• **RECORDS SUPPLIED**

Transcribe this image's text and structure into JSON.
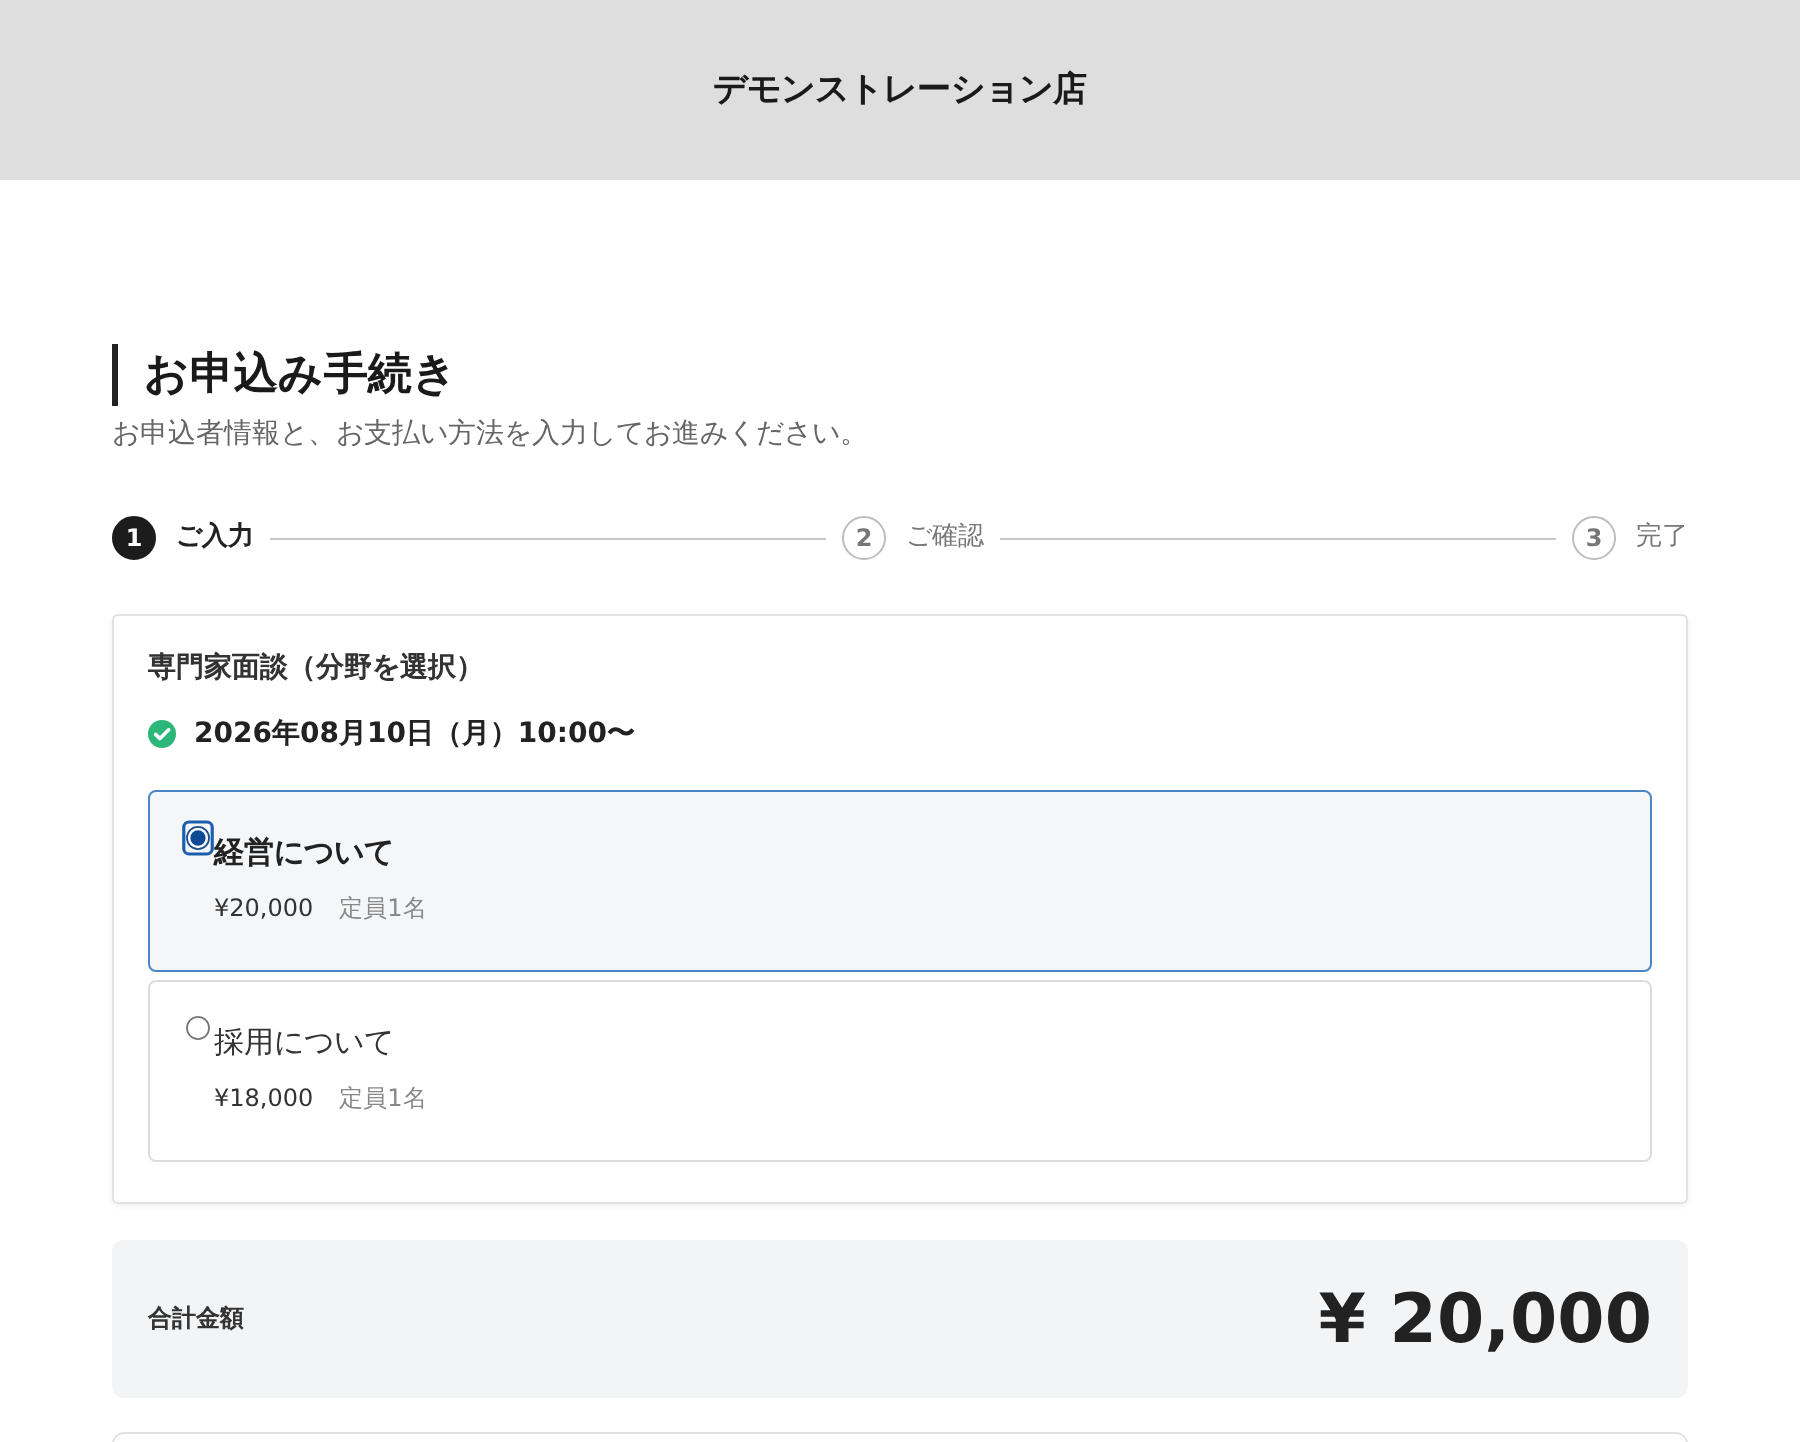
{
  "header": {
    "title": "デモンストレーション店"
  },
  "page": {
    "title": "お申込み手続き",
    "subtitle": "お申込者情報と、お支払い方法を入力してお進みください。"
  },
  "steps": [
    {
      "number": "1",
      "label": "ご入力",
      "selected": true
    },
    {
      "number": "2",
      "label": "ご確認",
      "selected": false
    },
    {
      "number": "3",
      "label": "完了",
      "selected": false
    }
  ],
  "booking": {
    "title": "専門家面談（分野を選択）",
    "date": "2026年08月10日（月）10:00〜",
    "options": [
      {
        "label": "経営について",
        "price": "¥20,000",
        "capacity": "定員1名",
        "selected": true
      },
      {
        "label": "採用について",
        "price": "¥18,000",
        "capacity": "定員1名",
        "selected": false
      }
    ]
  },
  "total": {
    "label": "合計金額",
    "amount": "¥ 20,000"
  }
}
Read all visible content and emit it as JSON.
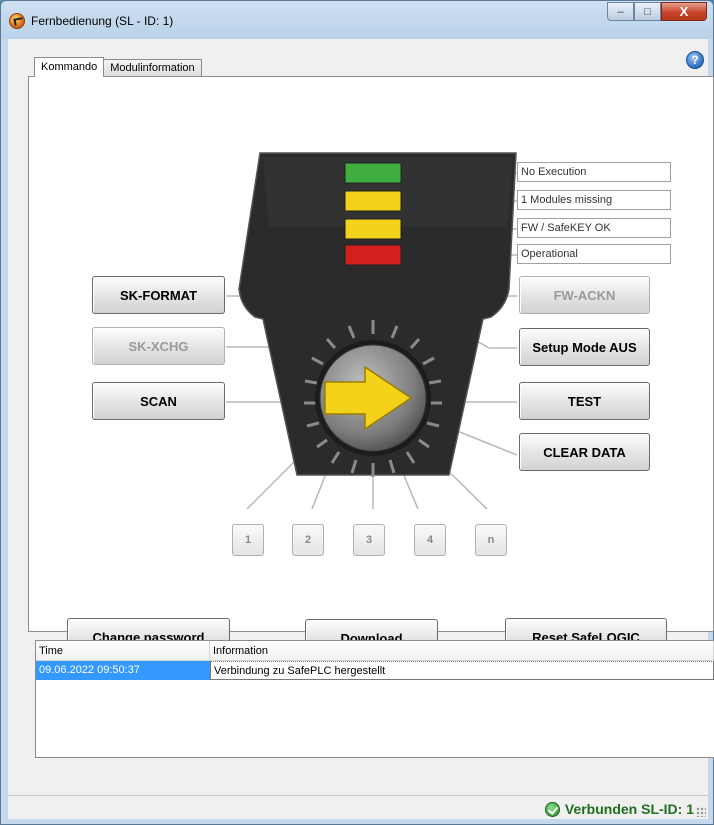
{
  "window": {
    "title": "Fernbedienung (SL - ID: 1)",
    "controls": {
      "minimize": "–",
      "maximize": "□",
      "close": "X"
    }
  },
  "tabs": [
    {
      "label": "Kommando",
      "active": true
    },
    {
      "label": "Modulinformation",
      "active": false
    }
  ],
  "help": {
    "label": "?"
  },
  "status_indicators": [
    {
      "label": "No Execution",
      "led_color": "#3fae3f"
    },
    {
      "label": "1 Modules missing",
      "led_color": "#f2d21a"
    },
    {
      "label": "FW / SafeKEY OK",
      "led_color": "#f2d21a"
    },
    {
      "label": "Operational",
      "led_color": "#d41f1f"
    }
  ],
  "left_buttons": [
    {
      "label": "SK-FORMAT",
      "enabled": true
    },
    {
      "label": "SK-XCHG",
      "enabled": false
    },
    {
      "label": "SCAN",
      "enabled": true
    }
  ],
  "right_buttons": [
    {
      "label": "FW-ACKN",
      "enabled": false
    },
    {
      "label": "Setup Mode AUS",
      "enabled": true
    },
    {
      "label": "TEST",
      "enabled": true
    },
    {
      "label": "CLEAR DATA",
      "enabled": true
    }
  ],
  "number_buttons": [
    "1",
    "2",
    "3",
    "4",
    "n"
  ],
  "action_buttons": {
    "change_password": "Change password",
    "download": "Download",
    "reset": "Reset SafeLOGIC"
  },
  "log": {
    "columns": [
      "Time",
      "Information"
    ],
    "rows": [
      {
        "time": "09.06.2022 09:50:37",
        "info": "Verbindung zu SafePLC hergestellt"
      }
    ]
  },
  "statusbar": {
    "connection": "Verbunden SL-ID: 1"
  },
  "colors": {
    "device_body": "#2a2a2a",
    "arrow": "#f5d21a",
    "selection": "#3399ff",
    "connected": "#1e6f1e"
  }
}
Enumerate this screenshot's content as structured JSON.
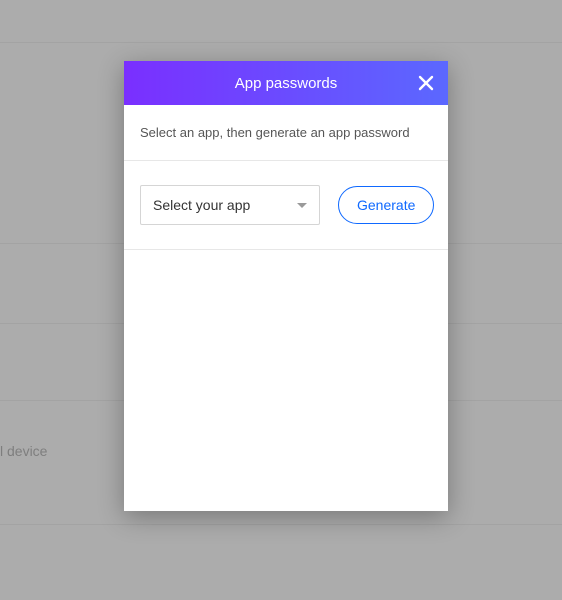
{
  "modal": {
    "title": "App passwords",
    "instruction": "Select an app, then generate an app password",
    "select": {
      "label": "Select your app"
    },
    "generate_label": "Generate"
  },
  "background": {
    "device_text": "l device"
  }
}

• **THE REQUEST**
Repeat the material exactly as it reads, without any of its pictures.

• **WRITTEN ANSWER**
Transcribe this image's text and structure into JSON.
{
  "header": {
    "title": "デモンストレーション店"
  },
  "page": {
    "title": "お申込み手続き",
    "subtitle": "お申込者情報と、お支払い方法を入力してお進みください。"
  },
  "steps": [
    {
      "number": "1",
      "label": "ご入力",
      "selected": true
    },
    {
      "number": "2",
      "label": "ご確認",
      "selected": false
    },
    {
      "number": "3",
      "label": "完了",
      "selected": false
    }
  ],
  "booking": {
    "title": "専門家面談（分野を選択）",
    "date": "2026年08月10日（月）10:00〜",
    "options": [
      {
        "label": "経営について",
        "price": "¥20,000",
        "capacity": "定員1名",
        "selected": true
      },
      {
        "label": "採用について",
        "price": "¥18,000",
        "capacity": "定員1名",
        "selected": false
      }
    ]
  },
  "total": {
    "label": "合計金額",
    "amount": "¥ 20,000"
  }
}
Read all visible content and emit it as JSON.
{
  "window": {
    "title": "Fernbedienung (SL - ID: 1)",
    "controls": {
      "minimize": "–",
      "maximize": "□",
      "close": "X"
    }
  },
  "tabs": [
    {
      "label": "Kommando",
      "active": true
    },
    {
      "label": "Modulinformation",
      "active": false
    }
  ],
  "help": {
    "label": "?"
  },
  "status_indicators": [
    {
      "label": "No Execution",
      "led_color": "#3fae3f"
    },
    {
      "label": "1 Modules missing",
      "led_color": "#f2d21a"
    },
    {
      "label": "FW / SafeKEY OK",
      "led_color": "#f2d21a"
    },
    {
      "label": "Operational",
      "led_color": "#d41f1f"
    }
  ],
  "left_buttons": [
    {
      "label": "SK-FORMAT",
      "enabled": true
    },
    {
      "label": "SK-XCHG",
      "enabled": false
    },
    {
      "label": "SCAN",
      "enabled": true
    }
  ],
  "right_buttons": [
    {
      "label": "FW-ACKN",
      "enabled": false
    },
    {
      "label": "Setup Mode AUS",
      "enabled": true
    },
    {
      "label": "TEST",
      "enabled": true
    },
    {
      "label": "CLEAR DATA",
      "enabled": true
    }
  ],
  "number_buttons": [
    "1",
    "2",
    "3",
    "4",
    "n"
  ],
  "action_buttons": {
    "change_password": "Change password",
    "download": "Download",
    "reset": "Reset SafeLOGIC"
  },
  "log": {
    "columns": [
      "Time",
      "Information"
    ],
    "rows": [
      {
        "time": "09.06.2022 09:50:37",
        "info": "Verbindung zu SafePLC hergestellt"
      }
    ]
  },
  "statusbar": {
    "connection": "Verbunden SL-ID: 1"
  },
  "colors": {
    "device_body": "#2a2a2a",
    "arrow": "#f5d21a",
    "selection": "#3399ff",
    "connected": "#1e6f1e"
  }
}
Enumerate this screenshot's content as structured JSON.
{
  "modal": {
    "title": "App passwords",
    "instruction": "Select an app, then generate an app password",
    "select": {
      "label": "Select your app"
    },
    "generate_label": "Generate"
  },
  "background": {
    "device_text": "l device"
  }
}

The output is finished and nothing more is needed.